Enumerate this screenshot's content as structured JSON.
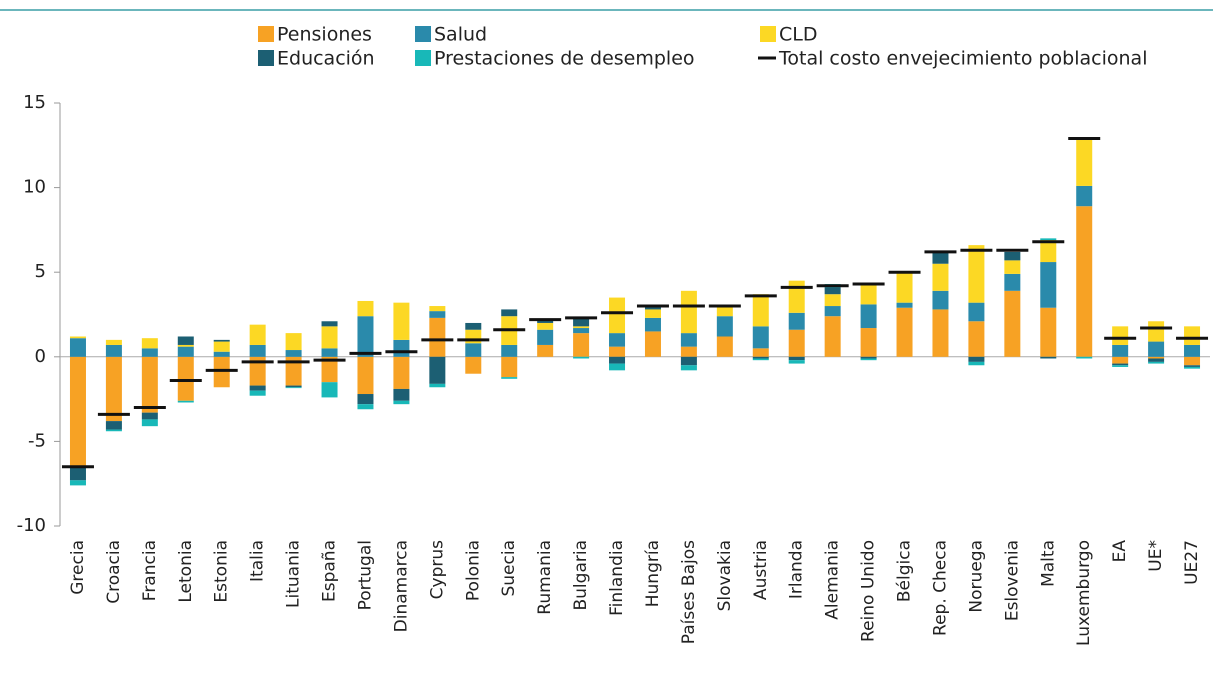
{
  "chart_data": {
    "type": "bar",
    "stacked": true,
    "categories": [
      "Grecia",
      "Croacia",
      "Francia",
      "Letonia",
      "Estonia",
      "Italia",
      "Lituania",
      "España",
      "Portugal",
      "Dinamarca",
      "Cyprus",
      "Polonia",
      "Suecia",
      "Rumania",
      "Bulgaria",
      "Finlandia",
      "Hungría",
      "Países Bajos",
      "Slovakia",
      "Austria",
      "Irlanda",
      "Alemania",
      "Reino Unido",
      "Bélgica",
      "Rep. Checa",
      "Noruega",
      "Eslovenia",
      "Malta",
      "Luxemburgo",
      "EA",
      "UE*",
      "UE27"
    ],
    "series": [
      {
        "name": "Pensiones",
        "color": "#f7a224",
        "values": [
          -6.5,
          -3.8,
          -3.3,
          -2.6,
          -1.8,
          -1.7,
          -1.7,
          -1.5,
          -2.2,
          -1.9,
          2.3,
          -1.0,
          -1.2,
          0.7,
          1.4,
          0.6,
          1.5,
          0.6,
          1.2,
          0.5,
          1.6,
          2.4,
          1.7,
          2.9,
          2.8,
          2.1,
          3.9,
          2.9,
          8.9,
          -0.4,
          -0.1,
          -0.5
        ]
      },
      {
        "name": "Salud",
        "color": "#2a8aab",
        "values": [
          1.1,
          0.7,
          0.5,
          0.6,
          0.3,
          0.7,
          0.4,
          0.5,
          2.4,
          1.0,
          0.4,
          0.8,
          0.7,
          0.9,
          0.3,
          0.8,
          0.8,
          0.8,
          1.2,
          1.3,
          1.0,
          0.6,
          1.4,
          0.3,
          1.1,
          1.1,
          1.0,
          2.7,
          1.2,
          0.7,
          0.9,
          0.7
        ]
      },
      {
        "name": "CLD",
        "color": "#fcd824",
        "values": [
          0.1,
          0.3,
          0.6,
          0.1,
          0.6,
          1.2,
          1.0,
          1.3,
          0.9,
          2.2,
          0.3,
          0.8,
          1.7,
          0.4,
          0.1,
          2.1,
          0.5,
          2.5,
          0.6,
          1.9,
          1.9,
          0.7,
          1.2,
          1.8,
          1.6,
          3.4,
          0.8,
          1.3,
          2.8,
          1.1,
          1.2,
          1.1
        ]
      },
      {
        "name": "Educación",
        "color": "#1c5f73",
        "values": [
          -0.8,
          -0.5,
          -0.4,
          0.5,
          0.1,
          -0.3,
          -0.1,
          0.3,
          -0.6,
          -0.7,
          -1.6,
          0.4,
          0.4,
          0.2,
          0.5,
          -0.4,
          0.2,
          -0.5,
          0,
          -0.1,
          -0.2,
          0.4,
          -0.1,
          0,
          0.7,
          -0.3,
          0.5,
          -0.1,
          0,
          -0.1,
          -0.2,
          -0.1
        ]
      },
      {
        "name": "Prestaciones de desempleo",
        "color": "#18b8b8",
        "values": [
          -0.3,
          -0.1,
          -0.4,
          -0.1,
          0,
          -0.3,
          -0.05,
          -0.9,
          -0.3,
          -0.2,
          -0.2,
          0,
          -0.1,
          0,
          -0.1,
          -0.4,
          0,
          -0.3,
          0,
          -0.1,
          -0.2,
          0.2,
          -0.1,
          0,
          0,
          -0.2,
          0,
          0.1,
          -0.1,
          -0.1,
          -0.1,
          -0.1
        ]
      },
      {
        "name": "Total costo envejecimiento poblacional",
        "color": "#111111",
        "type": "marker",
        "values": [
          -6.5,
          -3.4,
          -3.0,
          -1.4,
          -0.8,
          -0.3,
          -0.3,
          -0.2,
          0.2,
          0.3,
          1.0,
          1.0,
          1.6,
          2.2,
          2.3,
          2.6,
          3.0,
          3.0,
          3.0,
          3.6,
          4.1,
          4.2,
          4.3,
          5.0,
          6.2,
          6.3,
          6.3,
          6.8,
          12.9,
          1.1,
          1.7,
          1.1
        ]
      }
    ],
    "ylim": [
      -10,
      15
    ],
    "yticks": [
      -10,
      -5,
      0,
      5,
      10,
      15
    ]
  }
}
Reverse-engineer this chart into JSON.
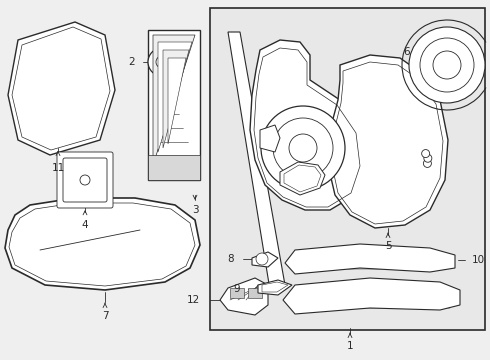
{
  "bg": "#efefef",
  "lc": "#2a2a2a",
  "box_fc": "#e8e8e8",
  "fs": 7.5,
  "figw": 4.9,
  "figh": 3.6,
  "dpi": 100
}
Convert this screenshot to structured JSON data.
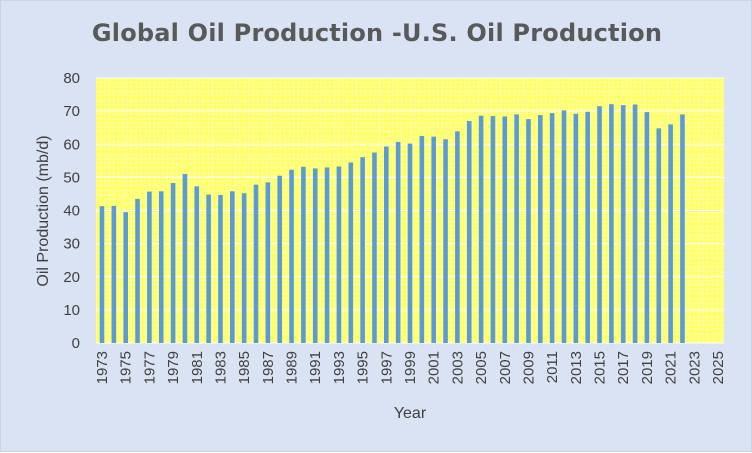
{
  "chart_data": {
    "type": "bar",
    "title": "Global Oil Production -U.S. Oil Production",
    "xlabel": "Year",
    "ylabel": "Oil Production (mb/d)",
    "ylim": [
      0,
      80
    ],
    "yticks": [
      0,
      10,
      20,
      30,
      40,
      50,
      60,
      70,
      80
    ],
    "xlim": [
      1973,
      2025
    ],
    "xtick_labels": [
      "1973",
      "1975",
      "1977",
      "1979",
      "1981",
      "1983",
      "1985",
      "1987",
      "1989",
      "1991",
      "1993",
      "1995",
      "1997",
      "1999",
      "2001",
      "2003",
      "2005",
      "2007",
      "2009",
      "2011",
      "2013",
      "2015",
      "2017",
      "2019",
      "2021",
      "2023",
      "2025"
    ],
    "grid": true,
    "legend": "none",
    "colors": {
      "bar": "#5b9bd5",
      "plot_background": "#ffff66",
      "grid": "#ffffff",
      "frame": "#dae3f3"
    },
    "series": [
      {
        "x": [
          1973,
          1974,
          1975,
          1976,
          1977,
          1978,
          1979,
          1980,
          1981,
          1982,
          1983,
          1984,
          1985,
          1986,
          1987,
          1988,
          1989,
          1990,
          1991,
          1992,
          1993,
          1994,
          1995,
          1996,
          1997,
          1998,
          1999,
          2000,
          2001,
          2002,
          2003,
          2004,
          2005,
          2006,
          2007,
          2008,
          2009,
          2010,
          2011,
          2012,
          2013,
          2014,
          2015,
          2016,
          2017,
          2018,
          2019,
          2020,
          2021,
          2022
        ],
        "values": [
          41.3,
          41.4,
          39.5,
          43.5,
          45.7,
          45.8,
          48.3,
          51.0,
          47.3,
          44.8,
          44.7,
          45.8,
          45.2,
          47.8,
          48.5,
          50.5,
          52.3,
          53.2,
          52.7,
          53.0,
          53.3,
          54.5,
          56.1,
          57.5,
          59.3,
          60.7,
          60.2,
          62.5,
          62.3,
          61.5,
          63.9,
          67.0,
          68.6,
          68.5,
          68.4,
          69.0,
          67.6,
          68.8,
          69.4,
          70.2,
          69.2,
          69.8,
          71.5,
          72.1,
          71.8,
          72.0,
          69.7,
          64.8,
          66.0,
          69.0
        ]
      }
    ]
  }
}
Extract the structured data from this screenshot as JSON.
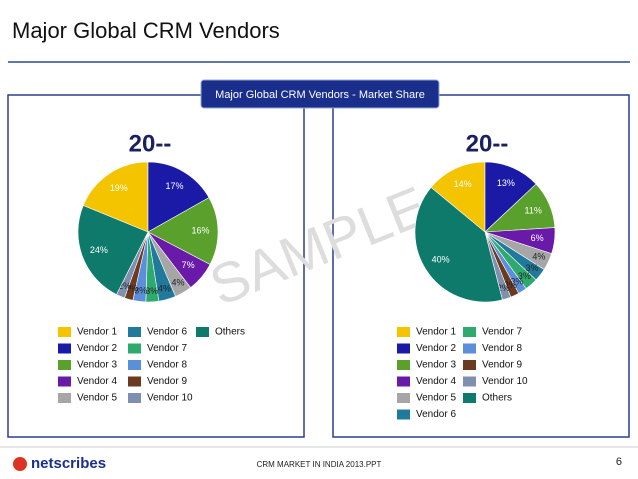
{
  "slide": {
    "title": "Major Global CRM Vendors",
    "banner": "Major Global CRM Vendors - Market Share",
    "watermark": "SAMPLE",
    "logo": "netscribes",
    "footer": "CRM MARKET IN INDIA 2013.PPT",
    "page": "6"
  },
  "chart_data": [
    {
      "type": "pie",
      "title": "20--",
      "categories": [
        "Vendor 1",
        "Vendor 2",
        "Vendor 3",
        "Vendor 4",
        "Vendor 5",
        "Vendor 6",
        "Vendor 7",
        "Vendor 8",
        "Vendor 9",
        "Vendor 10",
        "Others"
      ],
      "values": [
        19,
        17,
        16,
        7,
        4,
        4,
        3,
        3,
        2,
        2,
        24
      ],
      "value_labels": [
        "19%",
        "17%",
        "16%",
        "7%",
        "4%",
        "4%",
        "3%",
        "3%",
        "2%",
        "2%",
        "24%"
      ],
      "colors": [
        "#f5c400",
        "#1a1aa6",
        "#5aa02c",
        "#6a1aa8",
        "#a6a6a6",
        "#1f7a9c",
        "#2eaa6e",
        "#5b8fd9",
        "#6b3a1f",
        "#7f8fb0",
        "#0e7a6c"
      ]
    },
    {
      "type": "pie",
      "title": "20--",
      "categories": [
        "Vendor 1",
        "Vendor 2",
        "Vendor 3",
        "Vendor 4",
        "Vendor 5",
        "Vendor 6",
        "Vendor 7",
        "Vendor 8",
        "Vendor 9",
        "Vendor 10",
        "Others"
      ],
      "values": [
        14,
        13,
        11,
        6,
        4,
        3,
        3,
        2,
        2,
        2,
        40
      ],
      "value_labels": [
        "14%",
        "13%",
        "11%",
        "6%",
        "4%",
        "3%",
        "3%",
        "2%",
        "2%",
        "2%",
        "40%"
      ],
      "colors": [
        "#f5c400",
        "#1a1aa6",
        "#5aa02c",
        "#6a1aa8",
        "#a6a6a6",
        "#1f7a9c",
        "#2eaa6e",
        "#5b8fd9",
        "#6b3a1f",
        "#7f8fb0",
        "#0e7a6c"
      ]
    }
  ]
}
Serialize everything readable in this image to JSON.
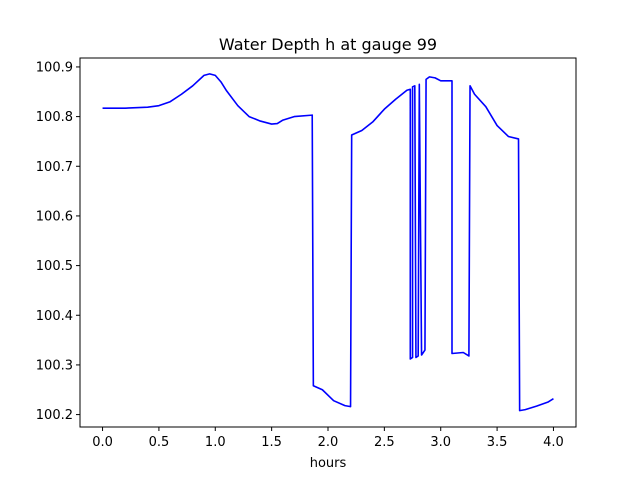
{
  "chart_data": {
    "type": "line",
    "title": "Water Depth h at gauge 99",
    "xlabel": "hours",
    "ylabel": "",
    "xlim": [
      -0.2,
      4.2
    ],
    "ylim": [
      100.175,
      100.918
    ],
    "xticks": [
      0.0,
      0.5,
      1.0,
      1.5,
      2.0,
      2.5,
      3.0,
      3.5,
      4.0
    ],
    "xtick_labels": [
      "0.0",
      "0.5",
      "1.0",
      "1.5",
      "2.0",
      "2.5",
      "3.0",
      "3.5",
      "4.0"
    ],
    "yticks": [
      100.2,
      100.3,
      100.4,
      100.5,
      100.6,
      100.7,
      100.8,
      100.9
    ],
    "ytick_labels": [
      "100.2",
      "100.3",
      "100.4",
      "100.5",
      "100.6",
      "100.7",
      "100.8",
      "100.9"
    ],
    "grid": false,
    "line_color": "#0000ff",
    "series": [
      {
        "x": [
          0.0,
          0.2,
          0.4,
          0.5,
          0.6,
          0.7,
          0.8,
          0.9,
          0.95,
          1.0,
          1.05,
          1.1,
          1.2,
          1.3,
          1.4,
          1.5,
          1.55,
          1.6,
          1.7,
          1.86,
          1.87,
          1.95,
          2.05,
          2.15,
          2.2,
          2.21,
          2.3,
          2.4,
          2.5,
          2.6,
          2.7,
          2.73,
          2.73,
          2.75,
          2.75,
          2.77,
          2.78,
          2.8,
          2.81,
          2.83,
          2.86,
          2.87,
          2.9,
          2.95,
          3.0,
          3.1,
          3.1,
          3.2,
          3.25,
          3.26,
          3.3,
          3.4,
          3.5,
          3.6,
          3.69,
          3.7,
          3.75,
          3.85,
          3.95,
          4.0
        ],
        "y": [
          100.817,
          100.817,
          100.819,
          100.822,
          100.83,
          100.845,
          100.862,
          100.883,
          100.886,
          100.883,
          100.87,
          100.852,
          100.822,
          100.8,
          100.791,
          100.785,
          100.786,
          100.793,
          100.8,
          100.803,
          100.258,
          100.25,
          100.228,
          100.218,
          100.216,
          100.763,
          100.772,
          100.79,
          100.815,
          100.835,
          100.853,
          100.855,
          100.312,
          100.315,
          100.86,
          100.862,
          100.315,
          100.318,
          100.865,
          100.32,
          100.33,
          100.875,
          100.88,
          100.878,
          100.872,
          100.872,
          100.323,
          100.325,
          100.318,
          100.862,
          100.845,
          100.82,
          100.782,
          100.76,
          100.755,
          100.208,
          100.21,
          100.217,
          100.225,
          100.232
        ]
      }
    ]
  }
}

### DESCRIPTION OF THE TASK
Report how many lines contain "Production". Give nothing but the number.

### CORRECT ANSWER
2